Start of RECORDED INFORMATION

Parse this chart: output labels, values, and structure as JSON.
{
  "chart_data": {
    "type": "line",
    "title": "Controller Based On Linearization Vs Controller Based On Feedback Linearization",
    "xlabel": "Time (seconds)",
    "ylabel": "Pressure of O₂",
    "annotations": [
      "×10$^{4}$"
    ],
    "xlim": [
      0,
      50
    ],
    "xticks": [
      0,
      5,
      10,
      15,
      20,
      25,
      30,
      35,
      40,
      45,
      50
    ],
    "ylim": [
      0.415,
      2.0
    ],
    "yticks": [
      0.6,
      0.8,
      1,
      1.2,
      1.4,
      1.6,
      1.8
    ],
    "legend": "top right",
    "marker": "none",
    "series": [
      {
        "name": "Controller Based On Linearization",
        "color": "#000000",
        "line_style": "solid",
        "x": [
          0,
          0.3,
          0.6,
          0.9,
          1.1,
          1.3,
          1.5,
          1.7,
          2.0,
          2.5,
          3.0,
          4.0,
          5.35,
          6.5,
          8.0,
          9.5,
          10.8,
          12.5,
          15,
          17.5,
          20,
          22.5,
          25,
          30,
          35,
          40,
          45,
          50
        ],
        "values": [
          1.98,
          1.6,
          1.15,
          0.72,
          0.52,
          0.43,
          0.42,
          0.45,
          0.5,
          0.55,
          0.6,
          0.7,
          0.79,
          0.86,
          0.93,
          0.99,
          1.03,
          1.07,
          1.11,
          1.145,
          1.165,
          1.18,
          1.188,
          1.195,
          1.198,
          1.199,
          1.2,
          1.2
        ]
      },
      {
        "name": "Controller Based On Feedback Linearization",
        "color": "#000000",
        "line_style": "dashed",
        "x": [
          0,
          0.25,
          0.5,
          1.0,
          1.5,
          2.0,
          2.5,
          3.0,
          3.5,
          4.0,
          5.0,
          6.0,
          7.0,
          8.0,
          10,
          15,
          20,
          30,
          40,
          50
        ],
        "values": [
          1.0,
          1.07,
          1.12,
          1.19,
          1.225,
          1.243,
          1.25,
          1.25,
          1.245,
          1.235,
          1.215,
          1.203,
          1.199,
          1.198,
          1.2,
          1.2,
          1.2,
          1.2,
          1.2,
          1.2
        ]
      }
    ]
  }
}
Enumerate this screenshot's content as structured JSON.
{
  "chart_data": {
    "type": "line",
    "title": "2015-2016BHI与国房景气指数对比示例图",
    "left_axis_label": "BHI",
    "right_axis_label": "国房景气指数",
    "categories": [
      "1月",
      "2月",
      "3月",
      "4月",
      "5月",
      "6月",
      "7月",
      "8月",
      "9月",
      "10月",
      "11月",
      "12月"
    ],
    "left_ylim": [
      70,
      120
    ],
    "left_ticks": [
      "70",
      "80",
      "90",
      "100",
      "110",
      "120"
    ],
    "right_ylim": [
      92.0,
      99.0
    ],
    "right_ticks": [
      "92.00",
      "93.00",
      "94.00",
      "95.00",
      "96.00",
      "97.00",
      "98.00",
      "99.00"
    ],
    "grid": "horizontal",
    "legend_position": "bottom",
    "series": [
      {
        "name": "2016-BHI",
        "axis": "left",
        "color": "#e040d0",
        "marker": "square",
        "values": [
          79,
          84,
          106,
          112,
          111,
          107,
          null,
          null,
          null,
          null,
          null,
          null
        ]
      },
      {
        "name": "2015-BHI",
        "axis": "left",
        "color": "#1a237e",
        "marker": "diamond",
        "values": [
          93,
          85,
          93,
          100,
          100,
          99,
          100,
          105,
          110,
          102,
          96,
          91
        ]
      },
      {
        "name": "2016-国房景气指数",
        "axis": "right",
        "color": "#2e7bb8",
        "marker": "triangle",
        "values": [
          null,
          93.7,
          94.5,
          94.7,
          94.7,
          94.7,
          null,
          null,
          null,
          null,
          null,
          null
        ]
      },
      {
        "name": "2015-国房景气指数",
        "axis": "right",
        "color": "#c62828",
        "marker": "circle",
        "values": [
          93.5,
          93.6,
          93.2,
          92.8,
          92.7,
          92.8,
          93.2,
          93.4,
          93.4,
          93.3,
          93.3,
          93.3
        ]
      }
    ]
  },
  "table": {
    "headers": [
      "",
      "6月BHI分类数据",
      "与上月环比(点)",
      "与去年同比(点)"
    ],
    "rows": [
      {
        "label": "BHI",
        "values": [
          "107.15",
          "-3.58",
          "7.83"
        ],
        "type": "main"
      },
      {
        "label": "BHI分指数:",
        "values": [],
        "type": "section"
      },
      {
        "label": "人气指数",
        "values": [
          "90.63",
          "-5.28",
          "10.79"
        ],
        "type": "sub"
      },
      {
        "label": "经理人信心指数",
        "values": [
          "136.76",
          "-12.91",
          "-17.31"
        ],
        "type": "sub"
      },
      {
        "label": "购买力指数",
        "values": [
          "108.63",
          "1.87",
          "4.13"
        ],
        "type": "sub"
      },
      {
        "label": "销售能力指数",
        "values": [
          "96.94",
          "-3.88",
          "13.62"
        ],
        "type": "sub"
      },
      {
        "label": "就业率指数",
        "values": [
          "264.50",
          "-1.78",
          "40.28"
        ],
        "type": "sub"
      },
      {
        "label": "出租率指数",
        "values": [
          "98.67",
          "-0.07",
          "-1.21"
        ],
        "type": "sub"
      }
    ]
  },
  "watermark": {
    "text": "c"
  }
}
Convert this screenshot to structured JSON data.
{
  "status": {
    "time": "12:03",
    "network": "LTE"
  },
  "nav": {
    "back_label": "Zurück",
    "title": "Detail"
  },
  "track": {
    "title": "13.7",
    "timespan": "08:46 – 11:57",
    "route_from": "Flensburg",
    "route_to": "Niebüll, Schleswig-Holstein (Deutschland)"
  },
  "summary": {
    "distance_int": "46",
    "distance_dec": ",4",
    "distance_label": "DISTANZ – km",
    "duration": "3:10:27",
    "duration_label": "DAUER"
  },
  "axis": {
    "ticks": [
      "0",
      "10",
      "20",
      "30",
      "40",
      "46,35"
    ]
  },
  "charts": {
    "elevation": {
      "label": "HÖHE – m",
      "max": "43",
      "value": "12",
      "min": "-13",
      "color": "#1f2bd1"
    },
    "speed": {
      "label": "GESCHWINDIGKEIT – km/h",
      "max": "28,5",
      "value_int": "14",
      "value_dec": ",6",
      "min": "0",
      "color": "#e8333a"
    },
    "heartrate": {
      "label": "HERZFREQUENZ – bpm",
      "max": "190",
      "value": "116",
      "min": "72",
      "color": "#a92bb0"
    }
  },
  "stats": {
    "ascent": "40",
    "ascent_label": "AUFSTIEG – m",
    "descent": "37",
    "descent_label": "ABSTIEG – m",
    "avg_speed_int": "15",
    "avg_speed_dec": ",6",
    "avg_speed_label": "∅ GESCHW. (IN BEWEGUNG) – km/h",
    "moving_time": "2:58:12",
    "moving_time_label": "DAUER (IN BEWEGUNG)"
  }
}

End of RECORDED INFORMATION

**AIM OF THE TASK**
Reproduce the data in full, exactly as presented.

**CORRECT RESULT**
Parse this chart: output labels, values, and structure as JSON.
{
  "chart_data": {
    "type": "line",
    "title": "Controller Based On Linearization Vs Controller Based On Feedback Linearization",
    "xlabel": "Time (seconds)",
    "ylabel": "Pressure of O₂",
    "annotations": [
      "×10$^{4}$"
    ],
    "xlim": [
      0,
      50
    ],
    "xticks": [
      0,
      5,
      10,
      15,
      20,
      25,
      30,
      35,
      40,
      45,
      50
    ],
    "ylim": [
      0.415,
      2.0
    ],
    "yticks": [
      0.6,
      0.8,
      1,
      1.2,
      1.4,
      1.6,
      1.8
    ],
    "legend": "top right",
    "marker": "none",
    "series": [
      {
        "name": "Controller Based On Linearization",
        "color": "#000000",
        "line_style": "solid",
        "x": [
          0,
          0.3,
          0.6,
          0.9,
          1.1,
          1.3,
          1.5,
          1.7,
          2.0,
          2.5,
          3.0,
          4.0,
          5.35,
          6.5,
          8.0,
          9.5,
          10.8,
          12.5,
          15,
          17.5,
          20,
          22.5,
          25,
          30,
          35,
          40,
          45,
          50
        ],
        "values": [
          1.98,
          1.6,
          1.15,
          0.72,
          0.52,
          0.43,
          0.42,
          0.45,
          0.5,
          0.55,
          0.6,
          0.7,
          0.79,
          0.86,
          0.93,
          0.99,
          1.03,
          1.07,
          1.11,
          1.145,
          1.165,
          1.18,
          1.188,
          1.195,
          1.198,
          1.199,
          1.2,
          1.2
        ]
      },
      {
        "name": "Controller Based On Feedback Linearization",
        "color": "#000000",
        "line_style": "dashed",
        "x": [
          0,
          0.25,
          0.5,
          1.0,
          1.5,
          2.0,
          2.5,
          3.0,
          3.5,
          4.0,
          5.0,
          6.0,
          7.0,
          8.0,
          10,
          15,
          20,
          30,
          40,
          50
        ],
        "values": [
          1.0,
          1.07,
          1.12,
          1.19,
          1.225,
          1.243,
          1.25,
          1.25,
          1.245,
          1.235,
          1.215,
          1.203,
          1.199,
          1.198,
          1.2,
          1.2,
          1.2,
          1.2,
          1.2,
          1.2
        ]
      }
    ]
  }
}
Enumerate this screenshot's content as structured JSON.
{
  "chart_data": {
    "type": "line",
    "title": "2015-2016BHI与国房景气指数对比示例图",
    "left_axis_label": "BHI",
    "right_axis_label": "国房景气指数",
    "categories": [
      "1月",
      "2月",
      "3月",
      "4月",
      "5月",
      "6月",
      "7月",
      "8月",
      "9月",
      "10月",
      "11月",
      "12月"
    ],
    "left_ylim": [
      70,
      120
    ],
    "left_ticks": [
      "70",
      "80",
      "90",
      "100",
      "110",
      "120"
    ],
    "right_ylim": [
      92.0,
      99.0
    ],
    "right_ticks": [
      "92.00",
      "93.00",
      "94.00",
      "95.00",
      "96.00",
      "97.00",
      "98.00",
      "99.00"
    ],
    "grid": "horizontal",
    "legend_position": "bottom",
    "series": [
      {
        "name": "2016-BHI",
        "axis": "left",
        "color": "#e040d0",
        "marker": "square",
        "values": [
          79,
          84,
          106,
          112,
          111,
          107,
          null,
          null,
          null,
          null,
          null,
          null
        ]
      },
      {
        "name": "2015-BHI",
        "axis": "left",
        "color": "#1a237e",
        "marker": "diamond",
        "values": [
          93,
          85,
          93,
          100,
          100,
          99,
          100,
          105,
          110,
          102,
          96,
          91
        ]
      },
      {
        "name": "2016-国房景气指数",
        "axis": "right",
        "color": "#2e7bb8",
        "marker": "triangle",
        "values": [
          null,
          93.7,
          94.5,
          94.7,
          94.7,
          94.7,
          null,
          null,
          null,
          null,
          null,
          null
        ]
      },
      {
        "name": "2015-国房景气指数",
        "axis": "right",
        "color": "#c62828",
        "marker": "circle",
        "values": [
          93.5,
          93.6,
          93.2,
          92.8,
          92.7,
          92.8,
          93.2,
          93.4,
          93.4,
          93.3,
          93.3,
          93.3
        ]
      }
    ]
  },
  "table": {
    "headers": [
      "",
      "6月BHI分类数据",
      "与上月环比(点)",
      "与去年同比(点)"
    ],
    "rows": [
      {
        "label": "BHI",
        "values": [
          "107.15",
          "-3.58",
          "7.83"
        ],
        "type": "main"
      },
      {
        "label": "BHI分指数:",
        "values": [],
        "type": "section"
      },
      {
        "label": "人气指数",
        "values": [
          "90.63",
          "-5.28",
          "10.79"
        ],
        "type": "sub"
      },
      {
        "label": "经理人信心指数",
        "values": [
          "136.76",
          "-12.91",
          "-17.31"
        ],
        "type": "sub"
      },
      {
        "label": "购买力指数",
        "values": [
          "108.63",
          "1.87",
          "4.13"
        ],
        "type": "sub"
      },
      {
        "label": "销售能力指数",
        "values": [
          "96.94",
          "-3.88",
          "13.62"
        ],
        "type": "sub"
      },
      {
        "label": "就业率指数",
        "values": [
          "264.50",
          "-1.78",
          "40.28"
        ],
        "type": "sub"
      },
      {
        "label": "出租率指数",
        "values": [
          "98.67",
          "-0.07",
          "-1.21"
        ],
        "type": "sub"
      }
    ]
  },
  "watermark": {
    "text": "c"
  }
}
Convert this screenshot to structured JSON data.
{
  "status": {
    "time": "12:03",
    "network": "LTE"
  },
  "nav": {
    "back_label": "Zurück",
    "title": "Detail"
  },
  "track": {
    "title": "13.7",
    "timespan": "08:46 – 11:57",
    "route_from": "Flensburg",
    "route_to": "Niebüll, Schleswig-Holstein (Deutschland)"
  },
  "summary": {
    "distance_int": "46",
    "distance_dec": ",4",
    "distance_label": "DISTANZ – km",
    "duration": "3:10:27",
    "duration_label": "DAUER"
  },
  "axis": {
    "ticks": [
      "0",
      "10",
      "20",
      "30",
      "40",
      "46,35"
    ]
  },
  "charts": {
    "elevation": {
      "label": "HÖHE – m",
      "max": "43",
      "value": "12",
      "min": "-13",
      "color": "#1f2bd1"
    },
    "speed": {
      "label": "GESCHWINDIGKEIT – km/h",
      "max": "28,5",
      "value_int": "14",
      "value_dec": ",6",
      "min": "0",
      "color": "#e8333a"
    },
    "heartrate": {
      "label": "HERZFREQUENZ – bpm",
      "max": "190",
      "value": "116",
      "min": "72",
      "color": "#a92bb0"
    }
  },
  "stats": {
    "ascent": "40",
    "ascent_label": "AUFSTIEG – m",
    "descent": "37",
    "descent_label": "ABSTIEG – m",
    "avg_speed_int": "15",
    "avg_speed_dec": ",6",
    "avg_speed_label": "∅ GESCHW. (IN BEWEGUNG) – km/h",
    "moving_time": "2:58:12",
    "moving_time_label": "DAUER (IN BEWEGUNG)"
  }
}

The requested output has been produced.